- [WHAT THE TASK REQUIRES]
Present every line of the records below as a numbered list, omitting any blank lines.

* START *

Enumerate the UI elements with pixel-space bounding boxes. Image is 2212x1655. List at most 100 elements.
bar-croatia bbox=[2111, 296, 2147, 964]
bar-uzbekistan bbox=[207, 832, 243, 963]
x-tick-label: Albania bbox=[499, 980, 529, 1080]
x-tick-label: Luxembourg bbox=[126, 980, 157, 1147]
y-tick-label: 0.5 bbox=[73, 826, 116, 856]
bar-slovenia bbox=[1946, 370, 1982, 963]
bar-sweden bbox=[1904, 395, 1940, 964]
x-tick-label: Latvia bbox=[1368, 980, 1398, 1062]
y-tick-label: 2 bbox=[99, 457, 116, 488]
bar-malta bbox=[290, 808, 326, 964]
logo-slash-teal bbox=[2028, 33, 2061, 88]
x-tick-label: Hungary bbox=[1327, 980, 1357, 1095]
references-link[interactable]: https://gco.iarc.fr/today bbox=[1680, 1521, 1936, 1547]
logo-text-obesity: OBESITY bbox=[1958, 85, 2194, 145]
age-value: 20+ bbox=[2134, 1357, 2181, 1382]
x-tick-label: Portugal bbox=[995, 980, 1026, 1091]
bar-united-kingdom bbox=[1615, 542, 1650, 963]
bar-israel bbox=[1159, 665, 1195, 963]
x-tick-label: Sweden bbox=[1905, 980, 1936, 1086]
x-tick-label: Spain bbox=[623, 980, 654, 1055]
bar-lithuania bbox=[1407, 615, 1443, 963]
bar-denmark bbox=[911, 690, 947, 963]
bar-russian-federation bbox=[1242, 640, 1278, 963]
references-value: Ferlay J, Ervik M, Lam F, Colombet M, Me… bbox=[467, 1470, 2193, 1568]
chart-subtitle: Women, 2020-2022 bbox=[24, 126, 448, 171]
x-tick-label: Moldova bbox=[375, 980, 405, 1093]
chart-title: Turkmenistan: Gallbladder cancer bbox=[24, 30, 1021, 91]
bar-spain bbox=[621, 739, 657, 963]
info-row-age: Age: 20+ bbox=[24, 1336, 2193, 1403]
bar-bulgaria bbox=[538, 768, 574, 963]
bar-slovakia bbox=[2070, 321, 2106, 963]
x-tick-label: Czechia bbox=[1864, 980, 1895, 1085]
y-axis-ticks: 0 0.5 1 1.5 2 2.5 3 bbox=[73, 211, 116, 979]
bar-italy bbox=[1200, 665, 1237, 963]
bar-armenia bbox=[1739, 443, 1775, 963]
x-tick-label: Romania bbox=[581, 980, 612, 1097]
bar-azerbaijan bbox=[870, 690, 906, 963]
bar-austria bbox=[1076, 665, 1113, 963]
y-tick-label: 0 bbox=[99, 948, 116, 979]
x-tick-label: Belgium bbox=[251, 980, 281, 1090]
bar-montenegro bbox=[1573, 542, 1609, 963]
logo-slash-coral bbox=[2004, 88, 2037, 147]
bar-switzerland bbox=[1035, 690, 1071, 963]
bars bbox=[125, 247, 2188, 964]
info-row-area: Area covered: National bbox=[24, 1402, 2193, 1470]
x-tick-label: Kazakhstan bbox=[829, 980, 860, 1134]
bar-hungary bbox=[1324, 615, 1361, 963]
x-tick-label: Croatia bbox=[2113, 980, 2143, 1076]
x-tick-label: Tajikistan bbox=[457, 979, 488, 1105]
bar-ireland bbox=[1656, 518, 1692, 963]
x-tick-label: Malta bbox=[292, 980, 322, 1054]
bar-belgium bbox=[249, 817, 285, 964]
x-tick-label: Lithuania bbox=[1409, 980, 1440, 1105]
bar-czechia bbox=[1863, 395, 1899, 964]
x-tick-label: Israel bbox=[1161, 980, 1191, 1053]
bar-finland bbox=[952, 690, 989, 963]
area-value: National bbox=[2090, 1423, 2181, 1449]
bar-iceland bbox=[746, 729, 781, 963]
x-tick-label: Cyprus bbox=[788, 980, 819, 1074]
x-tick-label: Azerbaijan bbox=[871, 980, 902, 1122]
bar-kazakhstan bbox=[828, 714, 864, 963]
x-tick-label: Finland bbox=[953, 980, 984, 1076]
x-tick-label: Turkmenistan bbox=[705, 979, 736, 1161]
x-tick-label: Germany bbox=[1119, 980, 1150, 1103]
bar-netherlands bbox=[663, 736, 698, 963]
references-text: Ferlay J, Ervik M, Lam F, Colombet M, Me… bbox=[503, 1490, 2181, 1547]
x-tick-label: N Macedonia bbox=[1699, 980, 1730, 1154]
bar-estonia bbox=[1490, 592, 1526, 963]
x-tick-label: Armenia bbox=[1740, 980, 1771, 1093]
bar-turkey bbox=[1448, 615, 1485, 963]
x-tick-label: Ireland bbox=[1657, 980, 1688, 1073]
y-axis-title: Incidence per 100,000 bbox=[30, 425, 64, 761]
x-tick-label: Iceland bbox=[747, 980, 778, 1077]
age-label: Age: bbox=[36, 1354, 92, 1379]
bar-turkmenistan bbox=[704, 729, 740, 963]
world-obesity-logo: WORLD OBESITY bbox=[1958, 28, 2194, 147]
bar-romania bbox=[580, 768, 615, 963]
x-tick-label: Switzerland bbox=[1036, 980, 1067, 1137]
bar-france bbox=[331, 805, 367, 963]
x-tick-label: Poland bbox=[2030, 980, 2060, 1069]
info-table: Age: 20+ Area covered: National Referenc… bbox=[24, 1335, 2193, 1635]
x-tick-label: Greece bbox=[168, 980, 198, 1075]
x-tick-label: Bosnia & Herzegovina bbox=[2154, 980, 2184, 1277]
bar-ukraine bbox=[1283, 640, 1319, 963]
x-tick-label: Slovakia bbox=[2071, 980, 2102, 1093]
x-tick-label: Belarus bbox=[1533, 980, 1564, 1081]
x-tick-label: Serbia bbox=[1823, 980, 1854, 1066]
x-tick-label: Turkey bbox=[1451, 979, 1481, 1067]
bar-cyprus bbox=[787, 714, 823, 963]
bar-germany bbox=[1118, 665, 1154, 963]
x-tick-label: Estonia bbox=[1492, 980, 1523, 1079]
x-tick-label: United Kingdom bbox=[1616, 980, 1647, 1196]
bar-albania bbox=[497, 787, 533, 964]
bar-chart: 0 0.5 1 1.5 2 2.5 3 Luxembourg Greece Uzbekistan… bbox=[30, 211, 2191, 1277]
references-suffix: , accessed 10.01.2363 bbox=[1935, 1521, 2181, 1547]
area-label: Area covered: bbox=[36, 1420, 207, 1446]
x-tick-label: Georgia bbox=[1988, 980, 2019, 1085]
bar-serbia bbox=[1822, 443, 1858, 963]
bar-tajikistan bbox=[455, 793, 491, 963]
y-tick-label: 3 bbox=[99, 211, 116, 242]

* END *

- [TASK RESULT]
1. Enumerate the UI elements with pixel-space bounding boxes. Image is 2212x1655. List at most 100 elements.
2. bar-croatia bbox=[2111, 296, 2147, 964]
3. bar-uzbekistan bbox=[207, 832, 243, 963]
4. x-tick-label: Albania bbox=[499, 980, 529, 1080]
5. x-tick-label: Luxembourg bbox=[126, 980, 157, 1147]
6. y-tick-label: 0.5 bbox=[73, 826, 116, 856]
7. bar-slovenia bbox=[1946, 370, 1982, 963]
8. bar-sweden bbox=[1904, 395, 1940, 964]
9. x-tick-label: Latvia bbox=[1368, 980, 1398, 1062]
10. y-tick-label: 2 bbox=[99, 457, 116, 488]
11. bar-malta bbox=[290, 808, 326, 964]
12. logo-slash-teal bbox=[2028, 33, 2061, 88]
13. x-tick-label: Hungary bbox=[1327, 980, 1357, 1095]
14. references-link[interactable]: https://gco.iarc.fr/today bbox=[1680, 1521, 1936, 1547]
15. logo-text-obesity: OBESITY bbox=[1958, 85, 2194, 145]
16. age-value: 20+ bbox=[2134, 1357, 2181, 1382]
17. x-tick-label: Portugal bbox=[995, 980, 1026, 1091]
18. bar-united-kingdom bbox=[1615, 542, 1650, 963]
19. bar-israel bbox=[1159, 665, 1195, 963]
20. x-tick-label: Sweden bbox=[1905, 980, 1936, 1086]
21. x-tick-label: Spain bbox=[623, 980, 654, 1055]
22. bar-lithuania bbox=[1407, 615, 1443, 963]
23. bar-denmark bbox=[911, 690, 947, 963]
24. bar-russian-federation bbox=[1242, 640, 1278, 963]
25. references-value: Ferlay J, Ervik M, Lam F, Colombet M, Me… bbox=[467, 1470, 2193, 1568]
26. chart-subtitle: Women, 2020-2022 bbox=[24, 126, 448, 171]
27. x-tick-label: Moldova bbox=[375, 980, 405, 1093]
28. chart-title: Turkmenistan: Gallbladder cancer bbox=[24, 30, 1021, 91]
29. bar-spain bbox=[621, 739, 657, 963]
30. info-row-age: Age: 20+ bbox=[24, 1336, 2193, 1403]
31. bar-bulgaria bbox=[538, 768, 574, 963]
32. bar-slovakia bbox=[2070, 321, 2106, 963]
33. x-tick-label: Czechia bbox=[1864, 980, 1895, 1085]
34. y-axis-ticks: 0 0.5 1 1.5 2 2.5 3 bbox=[73, 211, 116, 979]
35. bar-italy bbox=[1200, 665, 1237, 963]
36. bar-armenia bbox=[1739, 443, 1775, 963]
37. x-tick-label: Romania bbox=[581, 980, 612, 1097]
38. bar-azerbaijan bbox=[870, 690, 906, 963]
39. bar-austria bbox=[1076, 665, 1113, 963]
40. y-tick-label: 0 bbox=[99, 948, 116, 979]
41. x-tick-label: Belgium bbox=[251, 980, 281, 1090]
42. bar-montenegro bbox=[1573, 542, 1609, 963]
43. logo-slash-coral bbox=[2004, 88, 2037, 147]
44. bar-switzerland bbox=[1035, 690, 1071, 963]
45. bars bbox=[125, 247, 2188, 964]
46. info-row-area: Area covered: National bbox=[24, 1402, 2193, 1470]
47. x-tick-label: Kazakhstan bbox=[829, 980, 860, 1134]
48. bar-hungary bbox=[1324, 615, 1361, 963]
49. x-tick-label: Croatia bbox=[2113, 980, 2143, 1076]
50. x-tick-label: Tajikistan bbox=[457, 979, 488, 1105]
51. bar-ireland bbox=[1656, 518, 1692, 963]
52. x-tick-label: Malta bbox=[292, 980, 322, 1054]
53. bar-belgium bbox=[249, 817, 285, 964]
54. x-tick-label: Lithuania bbox=[1409, 980, 1440, 1105]
55. bar-czechia bbox=[1863, 395, 1899, 964]
56. x-tick-label: Israel bbox=[1161, 980, 1191, 1053]
57. bar-finland bbox=[952, 690, 989, 963]
58. area-value: National bbox=[2090, 1423, 2181, 1449]
59. bar-iceland bbox=[746, 729, 781, 963]
60. x-tick-label: Cyprus bbox=[788, 980, 819, 1074]
61. x-tick-label: Azerbaijan bbox=[871, 980, 902, 1122]
62. bar-kazakhstan bbox=[828, 714, 864, 963]
63. x-tick-label: Finland bbox=[953, 980, 984, 1076]
64. x-tick-label: Turkmenistan bbox=[705, 979, 736, 1161]
65. x-tick-label: Germany bbox=[1119, 980, 1150, 1103]
66. bar-netherlands bbox=[663, 736, 698, 963]
67. references-text: Ferlay J, Ervik M, Lam F, Colombet M, Me… bbox=[503, 1490, 2181, 1547]
68. x-tick-label: N Macedonia bbox=[1699, 980, 1730, 1154]
69. bar-estonia bbox=[1490, 592, 1526, 963]
70. x-tick-label: Armenia bbox=[1740, 980, 1771, 1093]
71. bar-turkey bbox=[1448, 615, 1485, 963]
72. x-tick-label: Ireland bbox=[1657, 980, 1688, 1073]
73. y-axis-title: Incidence per 100,000 bbox=[30, 425, 64, 761]
74. x-tick-label: Iceland bbox=[747, 980, 778, 1077]
75. age-label: Age: bbox=[36, 1354, 92, 1379]
76. bar-turkmenistan bbox=[704, 729, 740, 963]
77. world-obesity-logo: WORLD OBESITY bbox=[1958, 28, 2194, 147]
78. bar-romania bbox=[580, 768, 615, 963]
79. x-tick-label: Switzerland bbox=[1036, 980, 1067, 1137]
80. bar-france bbox=[331, 805, 367, 963]
81. x-tick-label: Poland bbox=[2030, 980, 2060, 1069]
82. info-table: Age: 20+ Area covered: National Referenc… bbox=[24, 1335, 2193, 1635]
83. x-tick-label: Greece bbox=[168, 980, 198, 1075]
84. x-tick-label: Bosnia & Herzegovina bbox=[2154, 980, 2184, 1277]
85. bar-ukraine bbox=[1283, 640, 1319, 963]
86. x-tick-label: Slovakia bbox=[2071, 980, 2102, 1093]
87. x-tick-label: Belarus bbox=[1533, 980, 1564, 1081]
88. x-tick-label: Serbia bbox=[1823, 980, 1854, 1066]
89. x-tick-label: Turkey bbox=[1451, 979, 1481, 1067]
90. bar-cyprus bbox=[787, 714, 823, 963]
91. bar-germany bbox=[1118, 665, 1154, 963]
92. x-tick-label: Estonia bbox=[1492, 980, 1523, 1079]
93. x-tick-label: United Kingdom bbox=[1616, 980, 1647, 1196]
94. bar-albania bbox=[497, 787, 533, 964]
95. bar-chart: 0 0.5 1 1.5 2 2.5 3 Luxembourg Greece Uzbekistan… bbox=[30, 211, 2191, 1277]
96. references-suffix: , accessed 10.01.2363 bbox=[1935, 1521, 2181, 1547]
97. area-label: Area covered: bbox=[36, 1420, 207, 1446]
98. x-tick-label: Georgia bbox=[1988, 980, 2019, 1085]
99. bar-serbia bbox=[1822, 443, 1858, 963]
100. bar-tajikistan bbox=[455, 793, 491, 963]
101. y-tick-label: 3 bbox=[99, 211, 116, 242]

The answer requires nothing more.